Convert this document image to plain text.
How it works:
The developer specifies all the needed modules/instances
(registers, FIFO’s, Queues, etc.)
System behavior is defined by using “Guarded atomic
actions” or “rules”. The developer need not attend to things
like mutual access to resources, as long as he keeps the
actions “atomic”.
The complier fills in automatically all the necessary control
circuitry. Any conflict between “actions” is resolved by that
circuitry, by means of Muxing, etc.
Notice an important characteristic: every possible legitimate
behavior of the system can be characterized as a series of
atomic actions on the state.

****************************************

* Task prompt: Set down the material above again, word for word.

* Task response:
Convert this document image to plain text.
How it works:
The developer specifies all the needed modules/instances
(registers, FIFO’s, Queues, etc.)
System behavior is defined by using “Guarded atomic
actions” or “rules”. The developer need not attend to things
like mutual access to resources, as long as he keeps the
actions “atomic”.
The complier fills in automatically all the necessary control
circuitry. Any conflict between “actions” is resolved by that
circuitry, by means of Muxing, etc.
Notice an important characteristic: every possible legitimate
behavior of the system can be characterized as a series of
atomic actions on the state.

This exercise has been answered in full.